### Your goal
Return each line below that contains the string "Mons".

[Bounding box entries]
========

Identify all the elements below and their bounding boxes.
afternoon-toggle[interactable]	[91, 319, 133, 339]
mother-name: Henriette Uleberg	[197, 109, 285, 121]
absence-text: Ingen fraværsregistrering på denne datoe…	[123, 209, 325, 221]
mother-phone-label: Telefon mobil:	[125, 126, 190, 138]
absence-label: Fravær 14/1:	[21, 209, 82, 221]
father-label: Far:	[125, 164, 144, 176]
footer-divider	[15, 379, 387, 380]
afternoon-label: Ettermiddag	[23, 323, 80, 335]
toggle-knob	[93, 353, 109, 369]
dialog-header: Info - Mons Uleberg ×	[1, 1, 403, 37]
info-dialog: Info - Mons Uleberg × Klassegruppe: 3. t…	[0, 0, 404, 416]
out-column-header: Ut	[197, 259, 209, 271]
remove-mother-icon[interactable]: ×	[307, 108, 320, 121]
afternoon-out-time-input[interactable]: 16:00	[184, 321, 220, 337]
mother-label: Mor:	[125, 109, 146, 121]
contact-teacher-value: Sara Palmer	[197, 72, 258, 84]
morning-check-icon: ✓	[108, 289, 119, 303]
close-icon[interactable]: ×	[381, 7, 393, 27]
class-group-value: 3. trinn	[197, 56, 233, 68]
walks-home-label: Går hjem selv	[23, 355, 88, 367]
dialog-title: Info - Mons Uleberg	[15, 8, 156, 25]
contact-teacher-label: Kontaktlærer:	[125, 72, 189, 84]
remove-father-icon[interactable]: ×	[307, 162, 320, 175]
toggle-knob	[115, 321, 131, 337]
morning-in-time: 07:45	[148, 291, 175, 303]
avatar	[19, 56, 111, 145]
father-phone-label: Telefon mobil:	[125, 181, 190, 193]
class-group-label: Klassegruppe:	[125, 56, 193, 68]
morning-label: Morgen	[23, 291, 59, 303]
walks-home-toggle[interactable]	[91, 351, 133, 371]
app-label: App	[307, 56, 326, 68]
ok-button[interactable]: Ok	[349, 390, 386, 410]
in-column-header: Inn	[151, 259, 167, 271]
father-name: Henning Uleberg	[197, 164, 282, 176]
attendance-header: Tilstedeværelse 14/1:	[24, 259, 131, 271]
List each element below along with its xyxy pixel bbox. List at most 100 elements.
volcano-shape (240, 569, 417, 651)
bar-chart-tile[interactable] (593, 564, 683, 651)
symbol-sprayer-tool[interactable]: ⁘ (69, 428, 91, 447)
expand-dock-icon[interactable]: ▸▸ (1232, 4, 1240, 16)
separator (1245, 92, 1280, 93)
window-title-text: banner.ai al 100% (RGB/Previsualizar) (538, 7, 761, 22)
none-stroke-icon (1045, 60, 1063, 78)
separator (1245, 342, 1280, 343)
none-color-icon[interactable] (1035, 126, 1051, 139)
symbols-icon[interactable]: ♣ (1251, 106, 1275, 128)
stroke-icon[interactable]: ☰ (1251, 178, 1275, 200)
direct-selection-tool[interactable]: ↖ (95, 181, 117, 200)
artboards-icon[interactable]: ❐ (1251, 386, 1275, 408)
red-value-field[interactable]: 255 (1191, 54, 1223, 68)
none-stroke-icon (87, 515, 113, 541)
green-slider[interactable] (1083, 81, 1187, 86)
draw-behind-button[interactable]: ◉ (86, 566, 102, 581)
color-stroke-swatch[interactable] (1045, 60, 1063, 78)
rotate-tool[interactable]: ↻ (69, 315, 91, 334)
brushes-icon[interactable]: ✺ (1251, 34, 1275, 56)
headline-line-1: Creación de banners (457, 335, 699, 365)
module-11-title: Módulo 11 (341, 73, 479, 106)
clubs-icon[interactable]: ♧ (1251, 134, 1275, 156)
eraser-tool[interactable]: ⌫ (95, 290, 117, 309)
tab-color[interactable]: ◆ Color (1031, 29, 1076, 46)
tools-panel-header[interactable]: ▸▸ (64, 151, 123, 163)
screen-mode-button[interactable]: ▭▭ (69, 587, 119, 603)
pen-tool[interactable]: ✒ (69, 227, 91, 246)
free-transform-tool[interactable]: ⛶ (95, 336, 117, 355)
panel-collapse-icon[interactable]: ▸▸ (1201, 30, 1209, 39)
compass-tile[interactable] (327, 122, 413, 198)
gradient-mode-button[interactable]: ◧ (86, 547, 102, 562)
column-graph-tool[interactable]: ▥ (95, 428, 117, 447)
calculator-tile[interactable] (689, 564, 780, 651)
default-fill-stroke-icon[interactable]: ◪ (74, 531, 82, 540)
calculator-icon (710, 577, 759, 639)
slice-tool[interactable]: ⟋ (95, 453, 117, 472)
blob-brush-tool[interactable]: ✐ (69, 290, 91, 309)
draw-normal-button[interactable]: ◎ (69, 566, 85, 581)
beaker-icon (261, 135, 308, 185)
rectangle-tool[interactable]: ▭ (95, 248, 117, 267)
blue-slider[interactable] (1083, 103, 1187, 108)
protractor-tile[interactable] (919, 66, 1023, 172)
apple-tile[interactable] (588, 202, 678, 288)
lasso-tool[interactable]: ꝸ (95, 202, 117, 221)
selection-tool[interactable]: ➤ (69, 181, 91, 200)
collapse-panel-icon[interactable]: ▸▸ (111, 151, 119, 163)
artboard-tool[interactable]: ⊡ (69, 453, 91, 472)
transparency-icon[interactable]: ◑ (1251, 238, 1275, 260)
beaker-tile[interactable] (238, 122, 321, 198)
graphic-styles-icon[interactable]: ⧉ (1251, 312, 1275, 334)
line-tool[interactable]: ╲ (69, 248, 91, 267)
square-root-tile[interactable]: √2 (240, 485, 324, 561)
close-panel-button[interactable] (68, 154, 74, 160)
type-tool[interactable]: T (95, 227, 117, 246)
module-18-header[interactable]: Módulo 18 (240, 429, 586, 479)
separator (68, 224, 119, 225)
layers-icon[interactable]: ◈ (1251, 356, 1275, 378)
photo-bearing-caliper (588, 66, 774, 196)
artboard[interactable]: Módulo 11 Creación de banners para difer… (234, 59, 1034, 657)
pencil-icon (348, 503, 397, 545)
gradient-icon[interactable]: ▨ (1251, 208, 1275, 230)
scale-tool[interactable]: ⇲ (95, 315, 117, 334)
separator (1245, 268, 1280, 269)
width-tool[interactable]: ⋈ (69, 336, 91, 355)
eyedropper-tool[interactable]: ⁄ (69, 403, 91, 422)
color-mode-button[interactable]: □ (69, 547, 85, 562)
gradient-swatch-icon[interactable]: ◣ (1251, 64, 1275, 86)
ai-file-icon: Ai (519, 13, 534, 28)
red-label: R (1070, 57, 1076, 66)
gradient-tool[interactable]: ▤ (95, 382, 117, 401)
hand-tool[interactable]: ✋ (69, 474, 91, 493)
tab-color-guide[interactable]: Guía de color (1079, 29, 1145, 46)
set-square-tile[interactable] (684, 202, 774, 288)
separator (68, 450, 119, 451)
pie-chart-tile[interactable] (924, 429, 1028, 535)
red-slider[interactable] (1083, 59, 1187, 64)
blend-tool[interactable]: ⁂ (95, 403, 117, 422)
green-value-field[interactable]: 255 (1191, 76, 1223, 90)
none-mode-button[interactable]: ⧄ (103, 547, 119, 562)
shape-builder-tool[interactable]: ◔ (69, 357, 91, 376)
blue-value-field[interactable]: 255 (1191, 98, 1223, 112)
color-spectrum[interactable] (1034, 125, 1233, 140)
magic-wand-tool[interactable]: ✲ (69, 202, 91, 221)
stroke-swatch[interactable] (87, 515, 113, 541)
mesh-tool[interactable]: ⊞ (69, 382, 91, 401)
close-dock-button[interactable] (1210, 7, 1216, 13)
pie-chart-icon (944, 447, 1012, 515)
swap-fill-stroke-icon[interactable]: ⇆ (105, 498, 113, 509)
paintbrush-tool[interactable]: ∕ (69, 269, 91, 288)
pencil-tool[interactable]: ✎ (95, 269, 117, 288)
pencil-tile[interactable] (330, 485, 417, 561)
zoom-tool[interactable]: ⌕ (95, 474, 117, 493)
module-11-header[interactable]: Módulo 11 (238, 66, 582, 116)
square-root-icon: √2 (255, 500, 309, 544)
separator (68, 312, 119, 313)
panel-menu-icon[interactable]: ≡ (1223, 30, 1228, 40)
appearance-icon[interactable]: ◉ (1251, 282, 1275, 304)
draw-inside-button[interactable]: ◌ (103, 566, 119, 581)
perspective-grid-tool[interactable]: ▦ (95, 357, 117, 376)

========

### Full output
dialog-header: Info - Mons Uleberg ×	[1, 1, 403, 37]
info-dialog: Info - Mons Uleberg × Klassegruppe: 3. t…	[0, 0, 404, 416]
dialog-title: Info - Mons Uleberg	[15, 8, 156, 25]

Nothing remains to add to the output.